### [指示]
1/ 枝の焼却についての文章によると、巻きひげはどのような構造になっているか答えなさい。
2/ 枝の焼却についての文章の続きを、最後の文のあとから書きなさい。

### [原文]
寒すぎてtailleタイユ(本剪定)できない日は、brûlageブリュラージュ(切り落とされた枝の焼却)日和だ。そして順調に剪定を完了して、暖かくなりだす前に終えておきたい仕事でもある。
brouetteブルーエット(手押し車)に集めた枝をつぎつぎと入れて、燃やしながら進んでいく。一度畝に入ったら後戻りはできないので、その時の風向きをみて、自分が煙にあわないよう押して入ったり引いて入ったり。時々わざと枝を入れすぎて休憩。
枝の多くは垣根仕立てのための針金に巻きついているから、ひっぱって巻きひげをちぎる。巻きひげは数回巻いたあと、逆回転で巻きつくというひっぱられ強い構造だ。負けてられない。ひっぱるひっぱる。落ちている枝もすべて拾う拾う拾う。1本くらいいいかーというのはなし。

### [提供データ]
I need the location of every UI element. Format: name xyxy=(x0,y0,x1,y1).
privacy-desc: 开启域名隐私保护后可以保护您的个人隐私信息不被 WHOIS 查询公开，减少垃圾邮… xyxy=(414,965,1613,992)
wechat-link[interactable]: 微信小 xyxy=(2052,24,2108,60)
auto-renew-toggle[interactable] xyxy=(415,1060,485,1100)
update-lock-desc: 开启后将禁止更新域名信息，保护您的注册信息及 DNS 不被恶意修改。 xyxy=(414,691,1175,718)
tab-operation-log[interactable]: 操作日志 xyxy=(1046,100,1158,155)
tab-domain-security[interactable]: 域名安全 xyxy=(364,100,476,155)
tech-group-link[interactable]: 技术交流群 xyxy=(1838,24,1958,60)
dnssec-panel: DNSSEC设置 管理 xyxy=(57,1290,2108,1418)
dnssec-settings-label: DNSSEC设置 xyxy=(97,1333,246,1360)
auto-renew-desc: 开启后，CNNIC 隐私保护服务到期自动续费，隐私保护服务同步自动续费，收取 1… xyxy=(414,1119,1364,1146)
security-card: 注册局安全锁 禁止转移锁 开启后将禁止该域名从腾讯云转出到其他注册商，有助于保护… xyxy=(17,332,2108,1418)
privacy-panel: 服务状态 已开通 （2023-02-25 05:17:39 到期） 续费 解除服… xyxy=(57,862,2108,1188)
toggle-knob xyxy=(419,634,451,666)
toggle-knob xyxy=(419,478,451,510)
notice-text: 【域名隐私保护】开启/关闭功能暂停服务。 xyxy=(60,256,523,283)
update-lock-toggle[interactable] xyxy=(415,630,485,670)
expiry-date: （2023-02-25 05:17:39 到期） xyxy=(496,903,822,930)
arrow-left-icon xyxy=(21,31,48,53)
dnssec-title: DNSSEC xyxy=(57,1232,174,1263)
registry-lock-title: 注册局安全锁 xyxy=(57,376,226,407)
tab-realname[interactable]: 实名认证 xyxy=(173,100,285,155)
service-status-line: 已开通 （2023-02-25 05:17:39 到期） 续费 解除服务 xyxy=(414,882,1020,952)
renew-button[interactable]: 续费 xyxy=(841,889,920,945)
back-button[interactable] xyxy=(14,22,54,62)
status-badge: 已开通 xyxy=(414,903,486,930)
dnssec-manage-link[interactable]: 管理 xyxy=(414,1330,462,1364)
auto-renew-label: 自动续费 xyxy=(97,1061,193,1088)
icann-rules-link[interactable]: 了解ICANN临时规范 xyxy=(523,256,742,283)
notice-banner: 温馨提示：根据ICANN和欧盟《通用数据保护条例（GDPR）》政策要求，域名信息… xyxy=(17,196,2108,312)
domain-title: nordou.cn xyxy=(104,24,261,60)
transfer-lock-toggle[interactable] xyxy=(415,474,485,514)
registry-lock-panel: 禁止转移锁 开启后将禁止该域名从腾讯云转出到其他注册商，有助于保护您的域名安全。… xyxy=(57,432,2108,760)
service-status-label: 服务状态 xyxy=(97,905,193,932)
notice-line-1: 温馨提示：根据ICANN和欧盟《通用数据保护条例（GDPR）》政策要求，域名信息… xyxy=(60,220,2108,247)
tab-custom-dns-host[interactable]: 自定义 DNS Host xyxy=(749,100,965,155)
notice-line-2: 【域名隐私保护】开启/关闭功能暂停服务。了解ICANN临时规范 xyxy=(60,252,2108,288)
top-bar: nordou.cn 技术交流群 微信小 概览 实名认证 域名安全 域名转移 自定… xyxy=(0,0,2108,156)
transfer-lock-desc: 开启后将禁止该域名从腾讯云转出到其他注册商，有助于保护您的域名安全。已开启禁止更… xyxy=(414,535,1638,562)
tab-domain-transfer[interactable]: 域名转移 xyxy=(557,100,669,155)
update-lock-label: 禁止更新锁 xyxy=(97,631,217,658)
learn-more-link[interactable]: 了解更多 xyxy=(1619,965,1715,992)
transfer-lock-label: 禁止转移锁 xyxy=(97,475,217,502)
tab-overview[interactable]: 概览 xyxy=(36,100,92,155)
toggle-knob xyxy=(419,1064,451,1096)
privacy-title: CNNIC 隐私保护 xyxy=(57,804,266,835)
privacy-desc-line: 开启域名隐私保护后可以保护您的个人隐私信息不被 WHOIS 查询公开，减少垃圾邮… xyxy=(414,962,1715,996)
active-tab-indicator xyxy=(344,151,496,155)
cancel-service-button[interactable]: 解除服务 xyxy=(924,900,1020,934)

### [期待される出力]
1/ 数回巻いたあと逆回転で巻きつく、ひっぱられに強い構造。

2/
目的は病害の原因菌を減らすこと
なぜなら、枝についたoïdiumオイディウム(うどん粉病)やmildiouミルデュー(ベト病)のカビは土の上で寒さから身をまもって越冬し、春夏の気温と湿度で増え雨の跳ねかえりで葉や新梢や花や実につけば、次回の収穫を脅かすことになるからだ。
これらの病気は、maladies du bois(ぶどう樹の病気)の一種ではないから、ぶどう樹を死に至らせることはないけれど、春からのぶどうの生長期に蔓延すると、光合成や結実や成熟を妨げたりと、生長のどの段階であってもやっかいだ。
収穫されるぶどうの量と質、そしてそのワインにまで大きな影響を及ぼしえる。
うどん粉病やベト病に対する対策は
・通気性が良くなるように枝が間隔をあけて発芽できるように剪定する
・新梢が茂りすぎないように摘芽する
・窒素が過剰にならないように肥料を調節する
・的確なタイミングで農薬散布する
などなどいろいろあるけれども、brûlageブリュラージュの効果は高い。もともとのカビの量を減らせるからだ。
剪定で切り落とした枝の片付け方いろいろ
枝を焼かないでそのまま畑にもどす
剪定で切り落とした枝を剪定鋏で数センチの長さにして土の上に撒いておく。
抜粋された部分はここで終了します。